- EXERCISE AIM
Check each line for the word "abdominale" and give how many have it. Say nothing else.

════

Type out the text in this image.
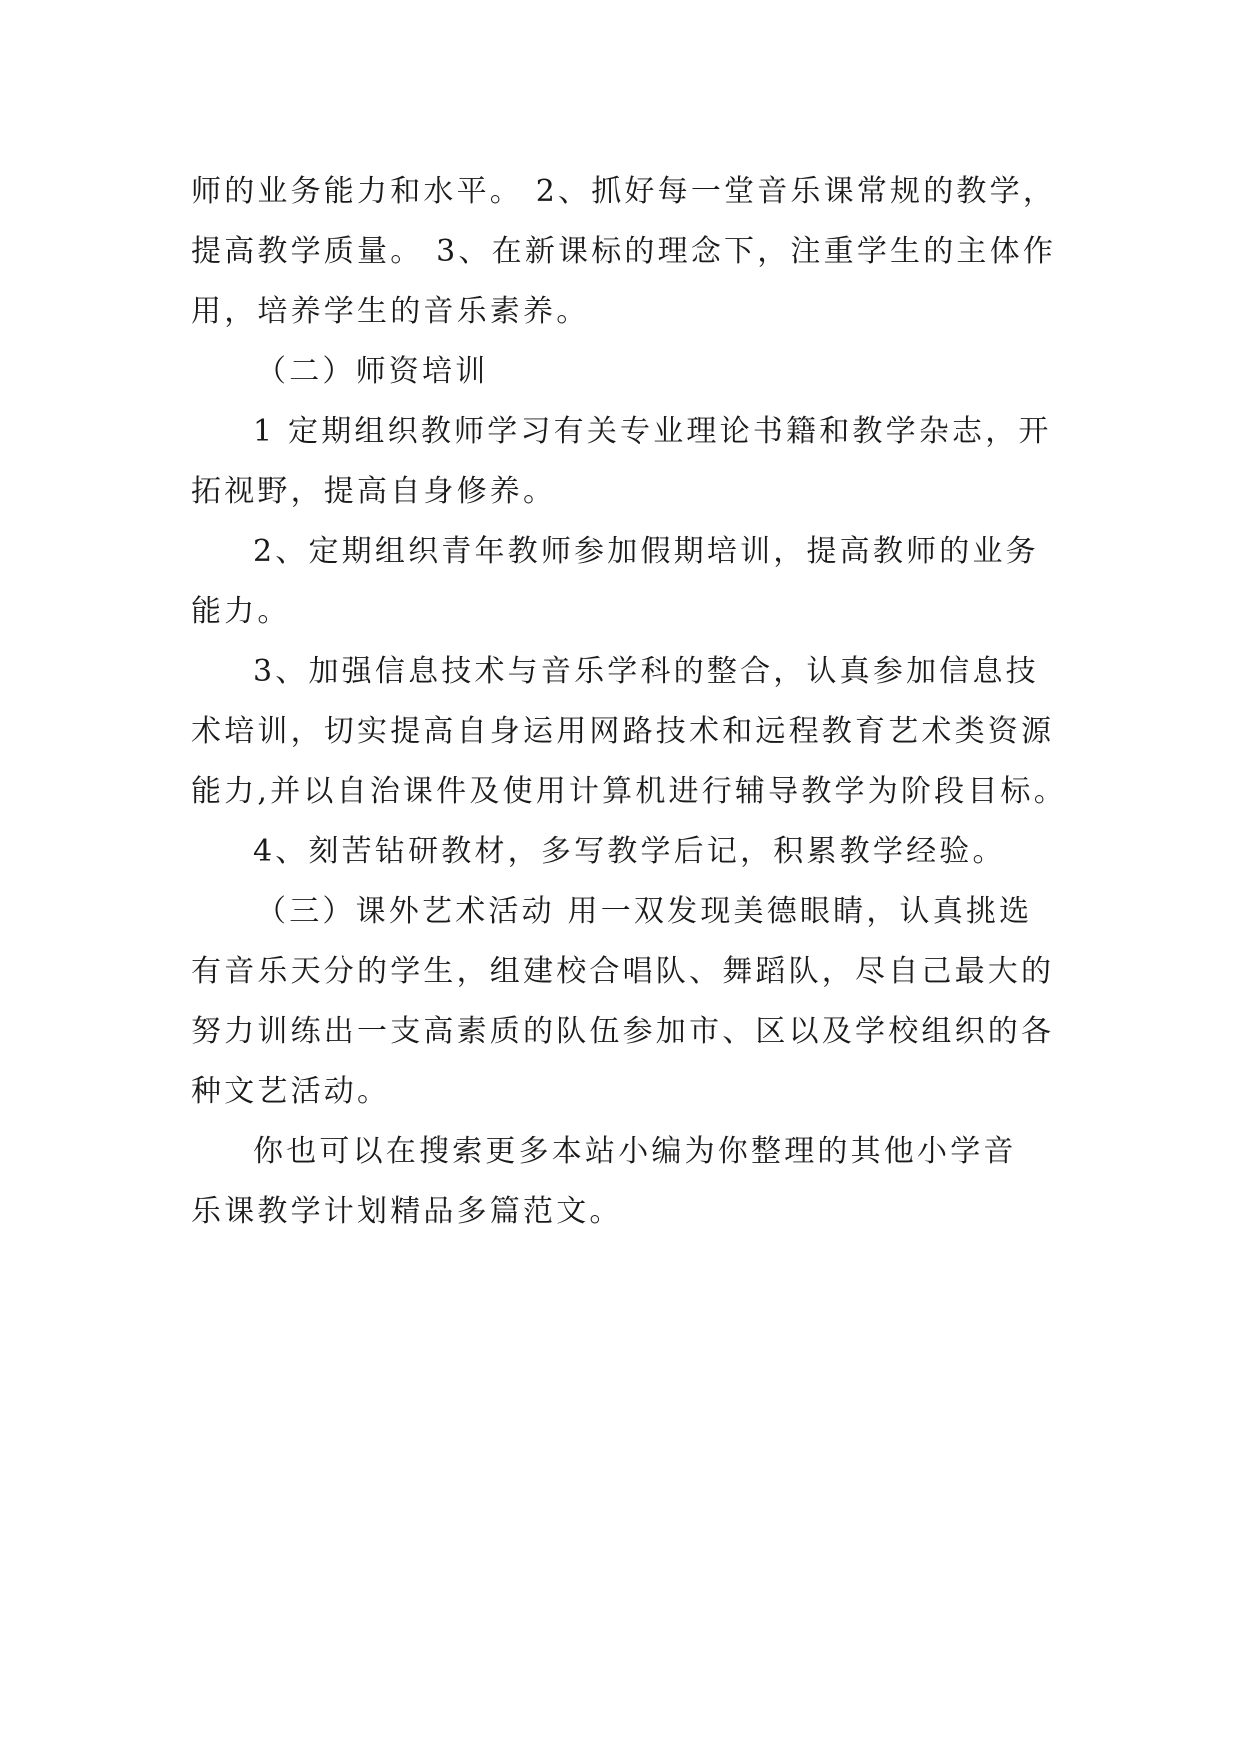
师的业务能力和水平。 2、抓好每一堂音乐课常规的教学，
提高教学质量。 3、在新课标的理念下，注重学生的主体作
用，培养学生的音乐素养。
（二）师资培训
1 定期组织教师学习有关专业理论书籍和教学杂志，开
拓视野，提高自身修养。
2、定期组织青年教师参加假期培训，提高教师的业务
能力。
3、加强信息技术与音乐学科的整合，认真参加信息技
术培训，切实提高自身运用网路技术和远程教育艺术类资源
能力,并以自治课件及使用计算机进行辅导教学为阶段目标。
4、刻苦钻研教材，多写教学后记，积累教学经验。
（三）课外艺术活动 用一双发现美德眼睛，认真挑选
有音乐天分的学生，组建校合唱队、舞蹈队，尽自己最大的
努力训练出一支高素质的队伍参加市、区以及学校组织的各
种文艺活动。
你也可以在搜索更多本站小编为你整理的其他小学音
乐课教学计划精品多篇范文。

════

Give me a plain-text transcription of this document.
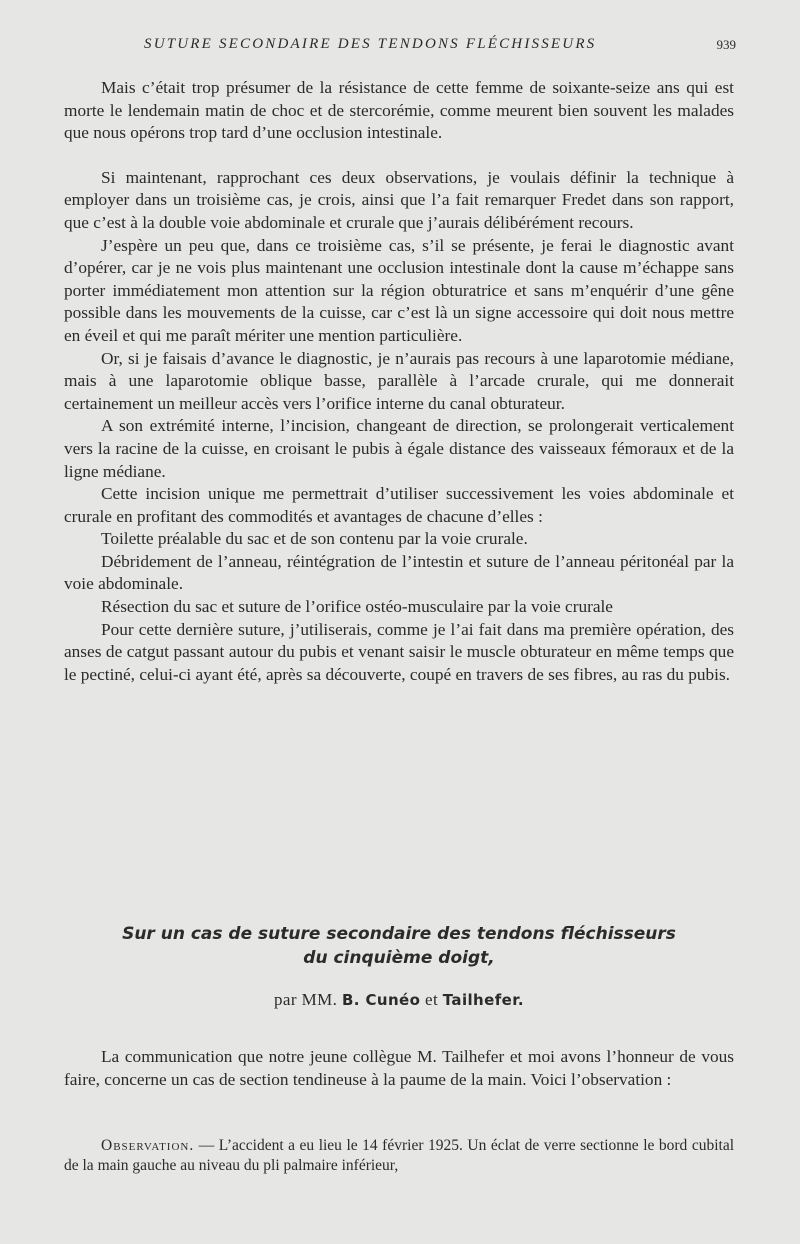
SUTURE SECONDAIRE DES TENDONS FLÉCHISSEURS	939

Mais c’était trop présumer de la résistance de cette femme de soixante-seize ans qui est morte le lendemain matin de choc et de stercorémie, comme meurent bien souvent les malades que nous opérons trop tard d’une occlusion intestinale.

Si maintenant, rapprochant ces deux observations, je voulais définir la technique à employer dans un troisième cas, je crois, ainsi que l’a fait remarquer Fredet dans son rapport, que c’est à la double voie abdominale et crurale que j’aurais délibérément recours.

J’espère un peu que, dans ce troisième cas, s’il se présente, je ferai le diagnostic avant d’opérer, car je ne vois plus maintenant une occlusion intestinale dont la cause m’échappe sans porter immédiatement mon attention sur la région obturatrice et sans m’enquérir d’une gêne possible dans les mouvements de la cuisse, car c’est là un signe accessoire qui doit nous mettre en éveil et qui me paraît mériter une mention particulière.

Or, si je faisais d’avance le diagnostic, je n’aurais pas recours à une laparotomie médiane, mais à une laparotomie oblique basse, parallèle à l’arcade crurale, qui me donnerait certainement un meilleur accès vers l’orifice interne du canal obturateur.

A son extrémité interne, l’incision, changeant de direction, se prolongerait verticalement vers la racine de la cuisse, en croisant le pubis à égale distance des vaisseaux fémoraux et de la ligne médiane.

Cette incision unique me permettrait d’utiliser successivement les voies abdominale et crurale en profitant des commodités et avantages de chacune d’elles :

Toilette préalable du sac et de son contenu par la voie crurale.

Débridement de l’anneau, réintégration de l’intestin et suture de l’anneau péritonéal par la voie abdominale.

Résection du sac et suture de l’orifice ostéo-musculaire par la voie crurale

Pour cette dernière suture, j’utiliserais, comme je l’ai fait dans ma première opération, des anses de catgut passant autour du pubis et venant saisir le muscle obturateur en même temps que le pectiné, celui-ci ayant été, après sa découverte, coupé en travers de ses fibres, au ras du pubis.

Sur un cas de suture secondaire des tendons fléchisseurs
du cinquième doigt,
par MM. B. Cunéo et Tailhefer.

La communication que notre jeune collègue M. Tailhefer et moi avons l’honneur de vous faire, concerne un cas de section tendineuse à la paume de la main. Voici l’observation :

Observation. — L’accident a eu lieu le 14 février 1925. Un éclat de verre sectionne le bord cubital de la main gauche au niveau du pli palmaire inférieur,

════

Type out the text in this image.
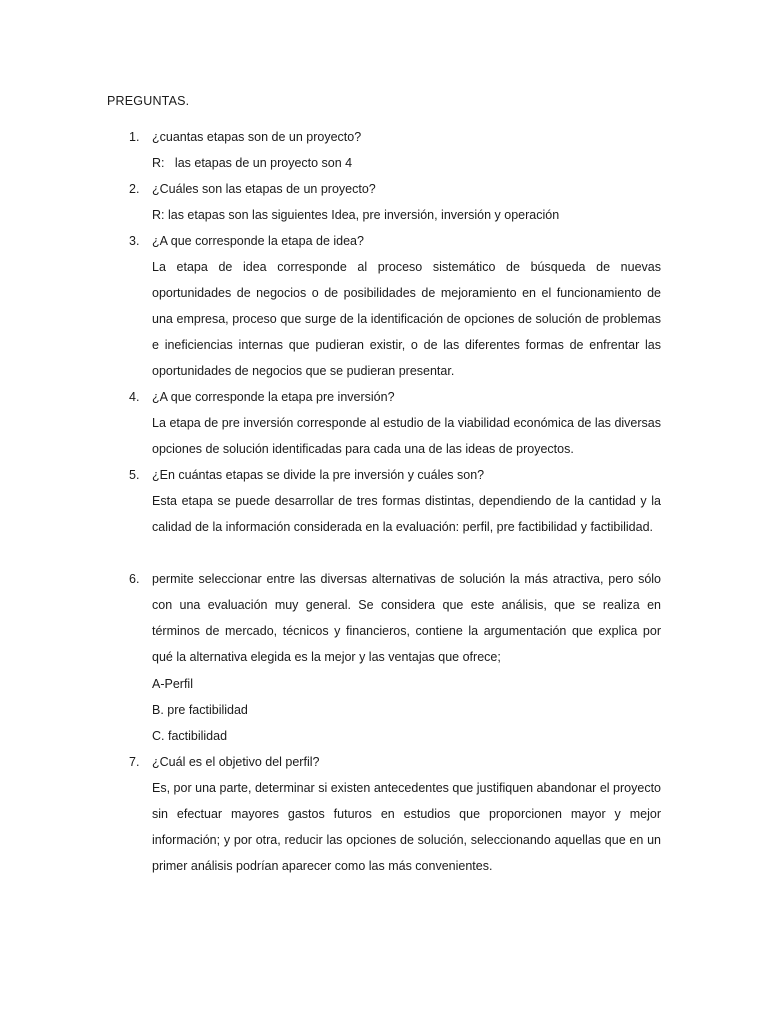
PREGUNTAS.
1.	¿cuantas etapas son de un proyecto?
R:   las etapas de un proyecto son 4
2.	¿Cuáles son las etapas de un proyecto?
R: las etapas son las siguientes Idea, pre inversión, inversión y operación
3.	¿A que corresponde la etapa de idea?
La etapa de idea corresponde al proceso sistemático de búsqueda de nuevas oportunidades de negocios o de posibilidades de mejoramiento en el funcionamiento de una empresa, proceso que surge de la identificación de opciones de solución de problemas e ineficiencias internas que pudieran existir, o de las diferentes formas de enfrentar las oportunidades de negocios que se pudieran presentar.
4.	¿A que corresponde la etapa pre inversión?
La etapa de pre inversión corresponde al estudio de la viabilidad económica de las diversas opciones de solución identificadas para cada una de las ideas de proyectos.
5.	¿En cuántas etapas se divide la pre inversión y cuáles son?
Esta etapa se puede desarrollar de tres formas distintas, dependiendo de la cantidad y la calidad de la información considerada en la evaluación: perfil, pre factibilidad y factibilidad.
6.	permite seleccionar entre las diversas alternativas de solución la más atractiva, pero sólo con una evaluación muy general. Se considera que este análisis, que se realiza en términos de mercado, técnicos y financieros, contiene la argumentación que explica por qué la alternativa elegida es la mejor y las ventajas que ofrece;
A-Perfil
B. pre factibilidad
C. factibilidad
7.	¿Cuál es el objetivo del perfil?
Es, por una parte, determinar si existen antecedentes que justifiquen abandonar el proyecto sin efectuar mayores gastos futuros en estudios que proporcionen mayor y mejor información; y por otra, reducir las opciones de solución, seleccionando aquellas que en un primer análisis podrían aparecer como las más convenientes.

════

- ANSWER BELOW
3